======== DATASET CONTENT

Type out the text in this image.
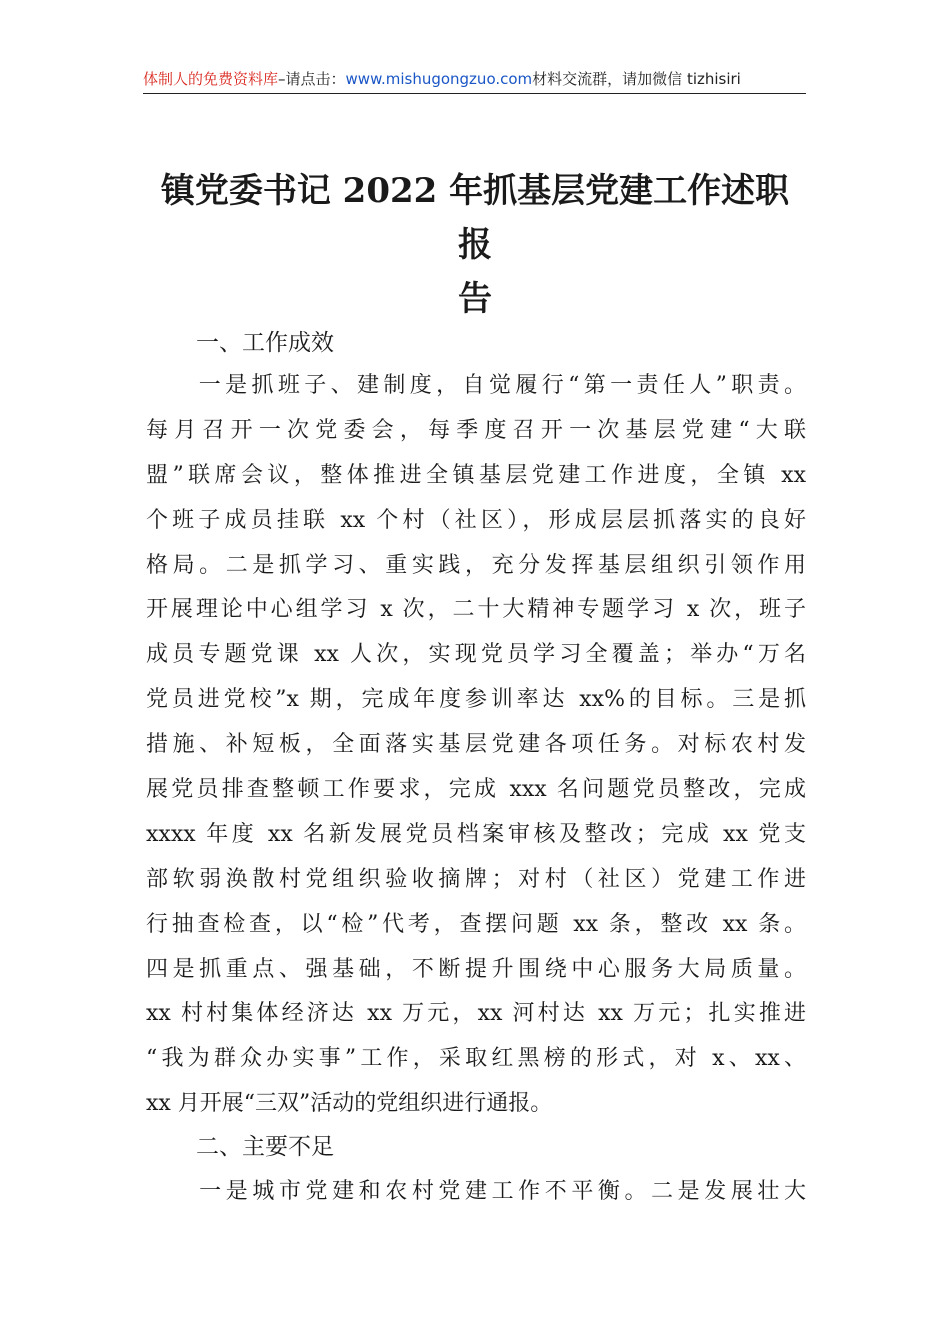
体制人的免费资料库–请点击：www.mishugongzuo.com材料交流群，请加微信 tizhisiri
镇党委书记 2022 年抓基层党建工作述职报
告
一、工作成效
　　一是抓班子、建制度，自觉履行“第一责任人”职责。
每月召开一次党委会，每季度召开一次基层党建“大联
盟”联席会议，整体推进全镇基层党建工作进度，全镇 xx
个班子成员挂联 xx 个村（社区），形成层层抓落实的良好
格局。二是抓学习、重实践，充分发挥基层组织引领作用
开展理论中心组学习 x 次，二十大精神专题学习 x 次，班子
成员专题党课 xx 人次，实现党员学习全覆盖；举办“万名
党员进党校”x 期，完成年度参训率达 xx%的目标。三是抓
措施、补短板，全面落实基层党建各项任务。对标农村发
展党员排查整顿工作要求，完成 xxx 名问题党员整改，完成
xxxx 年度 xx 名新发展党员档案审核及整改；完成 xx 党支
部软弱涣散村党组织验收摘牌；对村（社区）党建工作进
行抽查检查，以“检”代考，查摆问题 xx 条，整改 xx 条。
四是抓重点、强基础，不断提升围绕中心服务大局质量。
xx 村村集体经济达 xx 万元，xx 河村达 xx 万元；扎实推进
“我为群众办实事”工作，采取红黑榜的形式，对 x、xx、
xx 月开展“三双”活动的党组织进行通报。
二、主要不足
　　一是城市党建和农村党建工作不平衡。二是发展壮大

================
======== DATASET CONTENT

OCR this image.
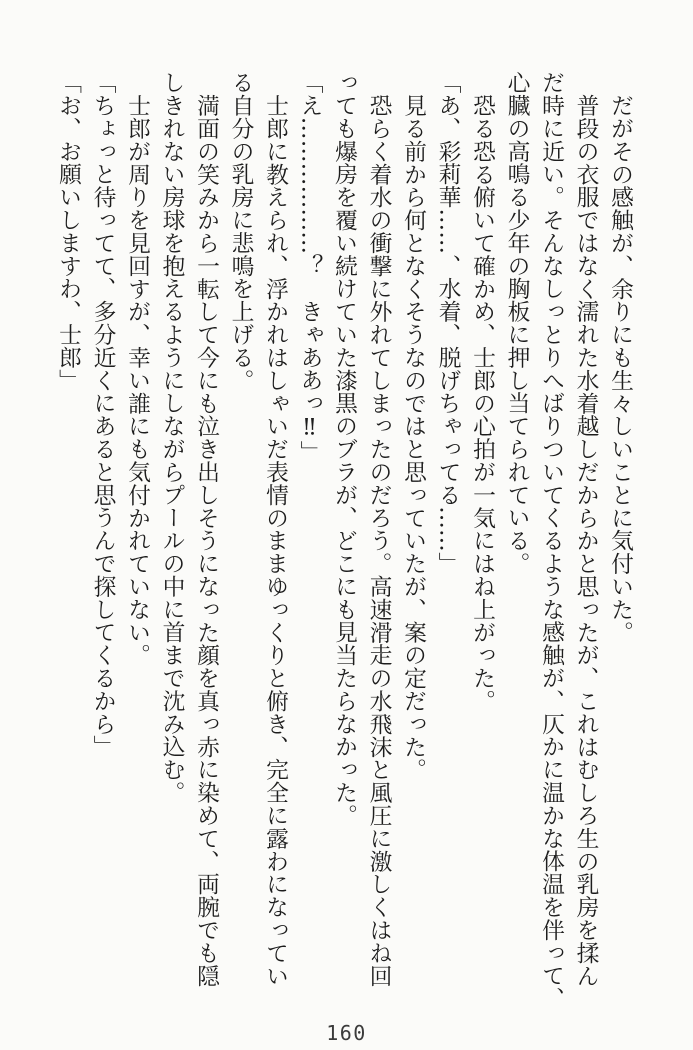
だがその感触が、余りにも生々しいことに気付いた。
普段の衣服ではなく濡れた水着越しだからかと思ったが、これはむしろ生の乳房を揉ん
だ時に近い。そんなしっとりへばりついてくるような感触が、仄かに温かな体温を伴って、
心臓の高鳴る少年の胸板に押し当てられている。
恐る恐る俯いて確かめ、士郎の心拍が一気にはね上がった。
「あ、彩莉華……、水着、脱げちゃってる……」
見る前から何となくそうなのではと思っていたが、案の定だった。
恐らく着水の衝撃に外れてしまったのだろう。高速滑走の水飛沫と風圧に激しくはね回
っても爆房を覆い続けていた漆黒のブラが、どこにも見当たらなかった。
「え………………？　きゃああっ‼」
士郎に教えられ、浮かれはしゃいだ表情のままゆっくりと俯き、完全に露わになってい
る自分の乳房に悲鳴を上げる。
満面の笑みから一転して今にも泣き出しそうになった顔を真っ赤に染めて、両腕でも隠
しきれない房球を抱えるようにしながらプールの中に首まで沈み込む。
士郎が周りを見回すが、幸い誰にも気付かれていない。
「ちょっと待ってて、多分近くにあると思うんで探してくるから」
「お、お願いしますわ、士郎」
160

================
======== DATASET CONTENT

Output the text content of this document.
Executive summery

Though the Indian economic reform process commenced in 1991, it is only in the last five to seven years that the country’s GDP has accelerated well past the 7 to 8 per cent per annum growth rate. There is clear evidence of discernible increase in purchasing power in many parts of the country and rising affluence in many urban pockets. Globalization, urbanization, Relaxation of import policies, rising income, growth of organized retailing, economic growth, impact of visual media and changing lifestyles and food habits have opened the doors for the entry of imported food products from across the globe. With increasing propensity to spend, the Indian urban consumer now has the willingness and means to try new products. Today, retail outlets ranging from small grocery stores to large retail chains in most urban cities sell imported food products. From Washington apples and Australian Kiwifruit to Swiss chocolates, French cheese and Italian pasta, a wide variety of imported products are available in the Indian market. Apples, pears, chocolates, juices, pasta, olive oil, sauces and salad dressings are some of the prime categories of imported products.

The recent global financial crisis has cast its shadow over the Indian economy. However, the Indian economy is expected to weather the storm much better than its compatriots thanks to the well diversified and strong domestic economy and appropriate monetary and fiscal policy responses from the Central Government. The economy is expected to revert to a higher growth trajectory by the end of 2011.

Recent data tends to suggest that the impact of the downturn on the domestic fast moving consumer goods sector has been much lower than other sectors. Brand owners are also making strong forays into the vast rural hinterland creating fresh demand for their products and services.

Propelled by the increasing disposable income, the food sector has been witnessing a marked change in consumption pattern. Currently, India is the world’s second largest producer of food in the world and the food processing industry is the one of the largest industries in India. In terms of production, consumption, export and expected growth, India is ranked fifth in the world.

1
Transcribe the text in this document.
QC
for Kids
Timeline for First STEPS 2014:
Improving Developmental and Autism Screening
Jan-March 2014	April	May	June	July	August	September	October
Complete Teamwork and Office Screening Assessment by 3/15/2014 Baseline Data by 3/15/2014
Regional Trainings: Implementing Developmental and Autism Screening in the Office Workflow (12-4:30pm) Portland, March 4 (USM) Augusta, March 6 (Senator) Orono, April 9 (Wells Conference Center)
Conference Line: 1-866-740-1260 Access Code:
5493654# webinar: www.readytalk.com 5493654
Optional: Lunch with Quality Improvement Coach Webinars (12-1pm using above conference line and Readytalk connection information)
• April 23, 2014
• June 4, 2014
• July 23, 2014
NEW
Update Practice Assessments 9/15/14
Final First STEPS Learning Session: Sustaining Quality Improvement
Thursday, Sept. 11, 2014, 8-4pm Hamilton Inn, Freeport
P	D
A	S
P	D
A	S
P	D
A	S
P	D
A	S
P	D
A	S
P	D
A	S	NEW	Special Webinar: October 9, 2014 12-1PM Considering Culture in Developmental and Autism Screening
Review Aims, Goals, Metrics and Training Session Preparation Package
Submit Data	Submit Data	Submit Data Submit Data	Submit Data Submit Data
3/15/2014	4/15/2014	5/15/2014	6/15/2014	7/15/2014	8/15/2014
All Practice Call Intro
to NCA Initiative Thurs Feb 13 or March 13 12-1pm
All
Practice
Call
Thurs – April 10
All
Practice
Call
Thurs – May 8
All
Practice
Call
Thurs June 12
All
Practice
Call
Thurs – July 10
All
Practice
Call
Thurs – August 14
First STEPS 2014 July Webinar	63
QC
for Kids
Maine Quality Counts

================

Search the lines above for the string "June" and copy each line that has it.

Jan-March 2014	April	May	June	July	August	September	October
• June 4, 2014
Thurs June 12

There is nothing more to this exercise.